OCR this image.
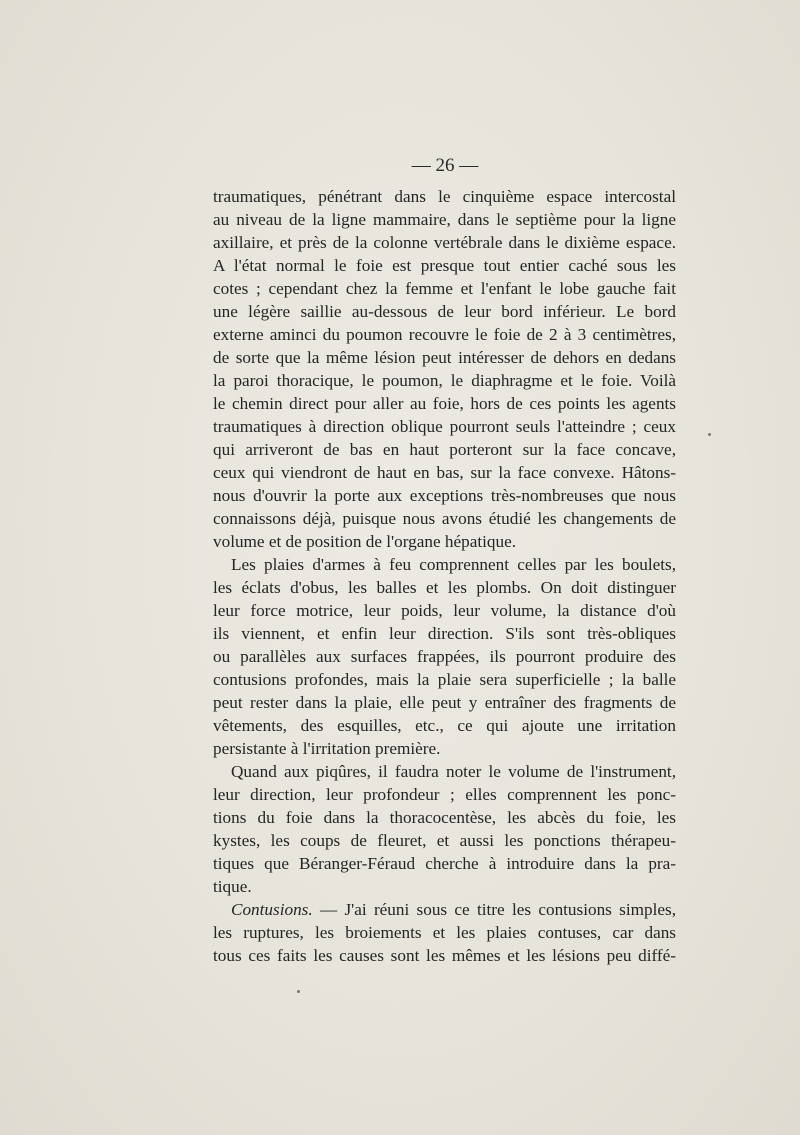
— 26 —
traumatiques, pénétrant dans le cinquième espace intercostal
au niveau de la ligne mammaire, dans le septième pour la ligne
axillaire, et près de la colonne vertébrale dans le dixième espace.
A l'état normal le foie est presque tout entier caché sous les
cotes ; cependant chez la femme et l'enfant le lobe gauche fait
une légère saillie au-dessous de leur bord inférieur. Le bord
externe aminci du poumon recouvre le foie de 2 à 3 centimètres,
de sorte que la même lésion peut intéresser de dehors en dedans
la paroi thoracique, le poumon, le diaphragme et le foie. Voilà
le chemin direct pour aller au foie, hors de ces points les agents
traumatiques à direction oblique pourront seuls l'atteindre ; ceux
qui arriveront de bas en haut porteront sur la face concave,
ceux qui viendront de haut en bas, sur la face convexe. Hâtons-
nous d'ouvrir la porte aux exceptions très-nombreuses que nous
connaissons déjà, puisque nous avons étudié les changements de
volume et de position de l'organe hépatique.
Les plaies d'armes à feu comprennent celles par les boulets,
les éclats d'obus, les balles et les plombs. On doit distinguer
leur force motrice, leur poids, leur volume, la distance d'où
ils viennent, et enfin leur direction. S'ils sont très-obliques
ou parallèles aux surfaces frappées, ils pourront produire des
contusions profondes, mais la plaie sera superficielle ; la balle
peut rester dans la plaie, elle peut y entraîner des fragments de
vêtements, des esquilles, etc., ce qui ajoute une irritation
persistante à l'irritation première.
Quand aux piqûres, il faudra noter le volume de l'instrument,
leur direction, leur profondeur ; elles comprennent les ponc-
tions du foie dans la thoracocentèse, les abcès du foie, les
kystes, les coups de fleuret, et aussi les ponctions thérapeu-
tiques que Béranger-Féraud cherche à introduire dans la pra-
tique.
Contusions. — J'ai réuni sous ce titre les contusions simples,
les ruptures, les broiements et les plaies contuses, car dans
tous ces faits les causes sont les mêmes et les lésions peu diffé-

DIRECTION:
Which lines include "très"? Copy each of them out.

RESPONSE BELOW:
nous d'ouvrir la porte aux exceptions très-nombreuses que nous
ils viennent, et enfin leur direction. S'ils sont très-obliques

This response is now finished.